● GIVEN REQUEST: Every line of the records must be repeated exactly; pictures stay out.

******

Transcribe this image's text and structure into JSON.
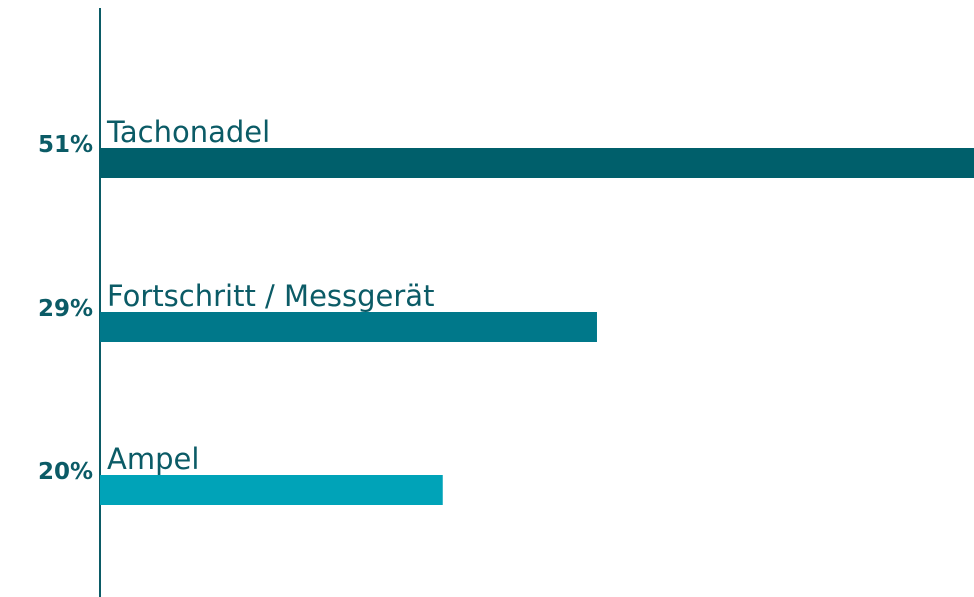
{
  "chart_data": {
    "type": "bar",
    "orientation": "horizontal",
    "categories": [
      "Tachonadel",
      "Fortschritt / Messgerät",
      "Ampel"
    ],
    "values": [
      51,
      29,
      20
    ],
    "value_labels": [
      "51%",
      "29%",
      "20%"
    ],
    "colors": [
      "#005f6b",
      "#00788a",
      "#00a3b8"
    ]
  }
}
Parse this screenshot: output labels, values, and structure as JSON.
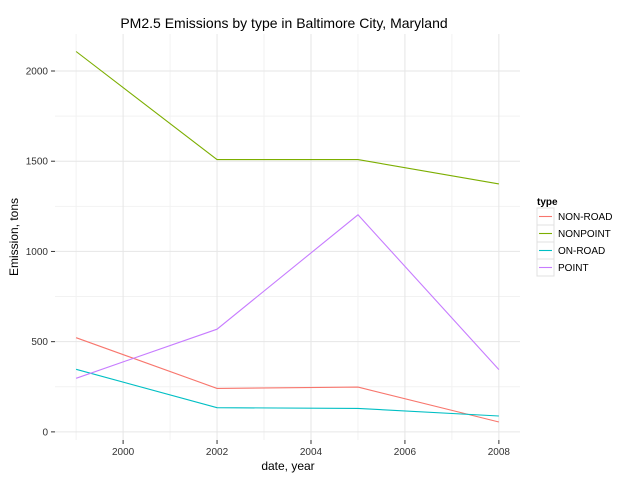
{
  "chart_data": {
    "type": "line",
    "title": "PM2.5 Emissions by type in Baltimore City, Maryland",
    "xlabel": "date, year",
    "ylabel": "Emission, tons",
    "x": [
      1999,
      2002,
      2005,
      2008
    ],
    "xlim": [
      1998.55,
      2008.45
    ],
    "ylim": [
      -45,
      2205
    ],
    "x_ticks": [
      2000,
      2002,
      2004,
      2006,
      2008
    ],
    "y_ticks": [
      0,
      500,
      1000,
      1500,
      2000
    ],
    "grid": true,
    "legend": {
      "title": "type",
      "position": "right"
    },
    "series": [
      {
        "name": "NON-ROAD",
        "color": "#f8766d",
        "values": [
          522,
          241,
          248,
          55
        ]
      },
      {
        "name": "NONPOINT",
        "color": "#7cae00",
        "values": [
          2108,
          1509,
          1509,
          1374
        ]
      },
      {
        "name": "ON-ROAD",
        "color": "#00bfc4",
        "values": [
          347,
          134,
          130,
          88
        ]
      },
      {
        "name": "POINT",
        "color": "#c77cff",
        "values": [
          297,
          569,
          1203,
          345
        ]
      }
    ]
  }
}
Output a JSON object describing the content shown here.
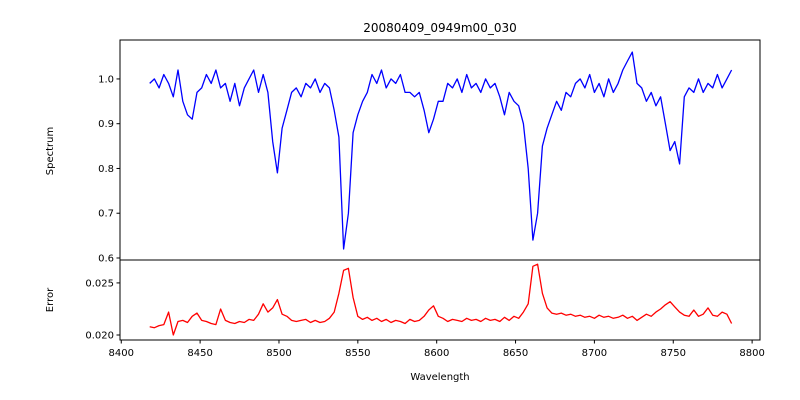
{
  "chart_data": [
    {
      "type": "line",
      "title": "20080409_0949m00_030",
      "xlabel": "",
      "ylabel": "Spectrum",
      "xlim": [
        8399.2,
        8805
      ],
      "ylim": [
        0.5955,
        1.087
      ],
      "yticks": [
        0.6,
        0.7,
        0.8,
        0.9,
        1.0
      ],
      "ytick_labels": [
        "0.6",
        "0.7",
        "0.8",
        "0.9",
        "1.0"
      ],
      "grid": false,
      "series": [
        {
          "name": "Spectrum",
          "color": "#0000ff",
          "x_start": 8418,
          "x_step": 3,
          "values": [
            0.99,
            1.0,
            0.98,
            1.01,
            0.99,
            0.96,
            1.02,
            0.95,
            0.92,
            0.91,
            0.97,
            0.98,
            1.01,
            0.99,
            1.02,
            0.98,
            0.99,
            0.95,
            0.99,
            0.94,
            0.98,
            1.0,
            1.02,
            0.97,
            1.01,
            0.97,
            0.86,
            0.79,
            0.89,
            0.93,
            0.97,
            0.98,
            0.96,
            0.99,
            0.98,
            1.0,
            0.97,
            0.99,
            0.98,
            0.93,
            0.87,
            0.62,
            0.7,
            0.88,
            0.92,
            0.95,
            0.97,
            1.01,
            0.99,
            1.02,
            0.98,
            1.0,
            0.99,
            1.01,
            0.97,
            0.97,
            0.96,
            0.97,
            0.93,
            0.88,
            0.91,
            0.95,
            0.95,
            0.99,
            0.98,
            1.0,
            0.97,
            1.01,
            0.98,
            0.99,
            0.97,
            1.0,
            0.98,
            0.99,
            0.96,
            0.92,
            0.97,
            0.95,
            0.94,
            0.9,
            0.8,
            0.64,
            0.7,
            0.85,
            0.89,
            0.92,
            0.95,
            0.93,
            0.97,
            0.96,
            0.99,
            1.0,
            0.98,
            1.01,
            0.97,
            0.99,
            0.96,
            1.0,
            0.97,
            0.99,
            1.02,
            1.04,
            1.06,
            0.99,
            0.98,
            0.95,
            0.97,
            0.94,
            0.96,
            0.9,
            0.84,
            0.86,
            0.81,
            0.96,
            0.98,
            0.97,
            1.0,
            0.97,
            0.99,
            0.98,
            1.01,
            0.98,
            1.0,
            1.02
          ]
        }
      ]
    },
    {
      "type": "line",
      "title": "",
      "xlabel": "Wavelength",
      "ylabel": "Error",
      "xlim": [
        8399.2,
        8805
      ],
      "ylim": [
        0.01952,
        0.0272
      ],
      "xticks": [
        8400,
        8450,
        8500,
        8550,
        8600,
        8650,
        8700,
        8750,
        8800
      ],
      "xtick_labels": [
        "8400",
        "8450",
        "8500",
        "8550",
        "8600",
        "8650",
        "8700",
        "8750",
        "8800"
      ],
      "yticks": [
        0.02,
        0.025
      ],
      "ytick_labels": [
        "0.020",
        "0.025"
      ],
      "grid": false,
      "series": [
        {
          "name": "Error",
          "color": "#ff0000",
          "x_start": 8418,
          "x_step": 3,
          "values": [
            0.0208,
            0.0207,
            0.0209,
            0.021,
            0.0222,
            0.02,
            0.0213,
            0.0214,
            0.0212,
            0.0218,
            0.0221,
            0.0214,
            0.0213,
            0.0211,
            0.021,
            0.0225,
            0.0214,
            0.0212,
            0.0211,
            0.0213,
            0.0212,
            0.0215,
            0.0214,
            0.022,
            0.023,
            0.0222,
            0.0226,
            0.0234,
            0.022,
            0.0218,
            0.0214,
            0.0213,
            0.0214,
            0.0215,
            0.0212,
            0.0214,
            0.0212,
            0.0213,
            0.0216,
            0.0222,
            0.024,
            0.0262,
            0.0264,
            0.0236,
            0.0218,
            0.0215,
            0.0217,
            0.0214,
            0.0216,
            0.0213,
            0.0215,
            0.0212,
            0.0214,
            0.0213,
            0.0211,
            0.0215,
            0.0213,
            0.0214,
            0.0218,
            0.0224,
            0.0228,
            0.0218,
            0.0216,
            0.0213,
            0.0215,
            0.0214,
            0.0213,
            0.0216,
            0.0214,
            0.0215,
            0.0213,
            0.0216,
            0.0214,
            0.0215,
            0.0213,
            0.0217,
            0.0214,
            0.0218,
            0.0216,
            0.0222,
            0.023,
            0.0266,
            0.0268,
            0.024,
            0.0226,
            0.0221,
            0.022,
            0.0221,
            0.0219,
            0.022,
            0.0218,
            0.0219,
            0.0217,
            0.0218,
            0.0216,
            0.0219,
            0.0217,
            0.0218,
            0.0216,
            0.0217,
            0.0219,
            0.0216,
            0.0218,
            0.0214,
            0.0217,
            0.022,
            0.0218,
            0.0222,
            0.0225,
            0.0229,
            0.0232,
            0.0227,
            0.0222,
            0.0219,
            0.0218,
            0.0224,
            0.0218,
            0.022,
            0.0226,
            0.0219,
            0.0218,
            0.0222,
            0.022,
            0.0211
          ]
        }
      ]
    }
  ]
}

******

● REPLY:
Transcribe this image's text and structure into JSON.
{
  "chart_data": {
    "type": "bar",
    "orientation": "horizontal",
    "categories": [
      "Tachonadel",
      "Fortschritt / Messgerät",
      "Ampel"
    ],
    "values": [
      51,
      29,
      20
    ],
    "value_labels": [
      "51%",
      "29%",
      "20%"
    ],
    "colors": [
      "#005f6b",
      "#00788a",
      "#00a3b8"
    ]
  }
}
Parse this screenshot: output labels, values, and structure as JSON.
{
  "chart_data": {
    "type": "line",
    "title": "PM2.5 Emissions by type in Baltimore City, Maryland",
    "xlabel": "date, year",
    "ylabel": "Emission, tons",
    "x": [
      1999,
      2002,
      2005,
      2008
    ],
    "xlim": [
      1998.55,
      2008.45
    ],
    "ylim": [
      -45,
      2205
    ],
    "x_ticks": [
      2000,
      2002,
      2004,
      2006,
      2008
    ],
    "y_ticks": [
      0,
      500,
      1000,
      1500,
      2000
    ],
    "grid": true,
    "legend": {
      "title": "type",
      "position": "right"
    },
    "series": [
      {
        "name": "NON-ROAD",
        "color": "#f8766d",
        "values": [
          522,
          241,
          248,
          55
        ]
      },
      {
        "name": "NONPOINT",
        "color": "#7cae00",
        "values": [
          2108,
          1509,
          1509,
          1374
        ]
      },
      {
        "name": "ON-ROAD",
        "color": "#00bfc4",
        "values": [
          347,
          134,
          130,
          88
        ]
      },
      {
        "name": "POINT",
        "color": "#c77cff",
        "values": [
          297,
          569,
          1203,
          345
        ]
      }
    ]
  }
}
Output a JSON object describing the content shown here.
{
  "chart_data": [
    {
      "type": "line",
      "title": "20080409_0949m00_030",
      "xlabel": "",
      "ylabel": "Spectrum",
      "xlim": [
        8399.2,
        8805
      ],
      "ylim": [
        0.5955,
        1.087
      ],
      "yticks": [
        0.6,
        0.7,
        0.8,
        0.9,
        1.0
      ],
      "ytick_labels": [
        "0.6",
        "0.7",
        "0.8",
        "0.9",
        "1.0"
      ],
      "grid": false,
      "series": [
        {
          "name": "Spectrum",
          "color": "#0000ff",
          "x_start": 8418,
          "x_step": 3,
          "values": [
            0.99,
            1.0,
            0.98,
            1.01,
            0.99,
            0.96,
            1.02,
            0.95,
            0.92,
            0.91,
            0.97,
            0.98,
            1.01,
            0.99,
            1.02,
            0.98,
            0.99,
            0.95,
            0.99,
            0.94,
            0.98,
            1.0,
            1.02,
            0.97,
            1.01,
            0.97,
            0.86,
            0.79,
            0.89,
            0.93,
            0.97,
            0.98,
            0.96,
            0.99,
            0.98,
            1.0,
            0.97,
            0.99,
            0.98,
            0.93,
            0.87,
            0.62,
            0.7,
            0.88,
            0.92,
            0.95,
            0.97,
            1.01,
            0.99,
            1.02,
            0.98,
            1.0,
            0.99,
            1.01,
            0.97,
            0.97,
            0.96,
            0.97,
            0.93,
            0.88,
            0.91,
            0.95,
            0.95,
            0.99,
            0.98,
            1.0,
            0.97,
            1.01,
            0.98,
            0.99,
            0.97,
            1.0,
            0.98,
            0.99,
            0.96,
            0.92,
            0.97,
            0.95,
            0.94,
            0.9,
            0.8,
            0.64,
            0.7,
            0.85,
            0.89,
            0.92,
            0.95,
            0.93,
            0.97,
            0.96,
            0.99,
            1.0,
            0.98,
            1.01,
            0.97,
            0.99,
            0.96,
            1.0,
            0.97,
            0.99,
            1.02,
            1.04,
            1.06,
            0.99,
            0.98,
            0.95,
            0.97,
            0.94,
            0.96,
            0.9,
            0.84,
            0.86,
            0.81,
            0.96,
            0.98,
            0.97,
            1.0,
            0.97,
            0.99,
            0.98,
            1.01,
            0.98,
            1.0,
            1.02
          ]
        }
      ]
    },
    {
      "type": "line",
      "title": "",
      "xlabel": "Wavelength",
      "ylabel": "Error",
      "xlim": [
        8399.2,
        8805
      ],
      "ylim": [
        0.01952,
        0.0272
      ],
      "xticks": [
        8400,
        8450,
        8500,
        8550,
        8600,
        8650,
        8700,
        8750,
        8800
      ],
      "xtick_labels": [
        "8400",
        "8450",
        "8500",
        "8550",
        "8600",
        "8650",
        "8700",
        "8750",
        "8800"
      ],
      "yticks": [
        0.02,
        0.025
      ],
      "ytick_labels": [
        "0.020",
        "0.025"
      ],
      "grid": false,
      "series": [
        {
          "name": "Error",
          "color": "#ff0000",
          "x_start": 8418,
          "x_step": 3,
          "values": [
            0.0208,
            0.0207,
            0.0209,
            0.021,
            0.0222,
            0.02,
            0.0213,
            0.0214,
            0.0212,
            0.0218,
            0.0221,
            0.0214,
            0.0213,
            0.0211,
            0.021,
            0.0225,
            0.0214,
            0.0212,
            0.0211,
            0.0213,
            0.0212,
            0.0215,
            0.0214,
            0.022,
            0.023,
            0.0222,
            0.0226,
            0.0234,
            0.022,
            0.0218,
            0.0214,
            0.0213,
            0.0214,
            0.0215,
            0.0212,
            0.0214,
            0.0212,
            0.0213,
            0.0216,
            0.0222,
            0.024,
            0.0262,
            0.0264,
            0.0236,
            0.0218,
            0.0215,
            0.0217,
            0.0214,
            0.0216,
            0.0213,
            0.0215,
            0.0212,
            0.0214,
            0.0213,
            0.0211,
            0.0215,
            0.0213,
            0.0214,
            0.0218,
            0.0224,
            0.0228,
            0.0218,
            0.0216,
            0.0213,
            0.0215,
            0.0214,
            0.0213,
            0.0216,
            0.0214,
            0.0215,
            0.0213,
            0.0216,
            0.0214,
            0.0215,
            0.0213,
            0.0217,
            0.0214,
            0.0218,
            0.0216,
            0.0222,
            0.023,
            0.0266,
            0.0268,
            0.024,
            0.0226,
            0.0221,
            0.022,
            0.0221,
            0.0219,
            0.022,
            0.0218,
            0.0219,
            0.0217,
            0.0218,
            0.0216,
            0.0219,
            0.0217,
            0.0218,
            0.0216,
            0.0217,
            0.0219,
            0.0216,
            0.0218,
            0.0214,
            0.0217,
            0.022,
            0.0218,
            0.0222,
            0.0225,
            0.0229,
            0.0232,
            0.0227,
            0.0222,
            0.0219,
            0.0218,
            0.0224,
            0.0218,
            0.022,
            0.0226,
            0.0219,
            0.0218,
            0.0222,
            0.022,
            0.0211
          ]
        }
      ]
    }
  ]
}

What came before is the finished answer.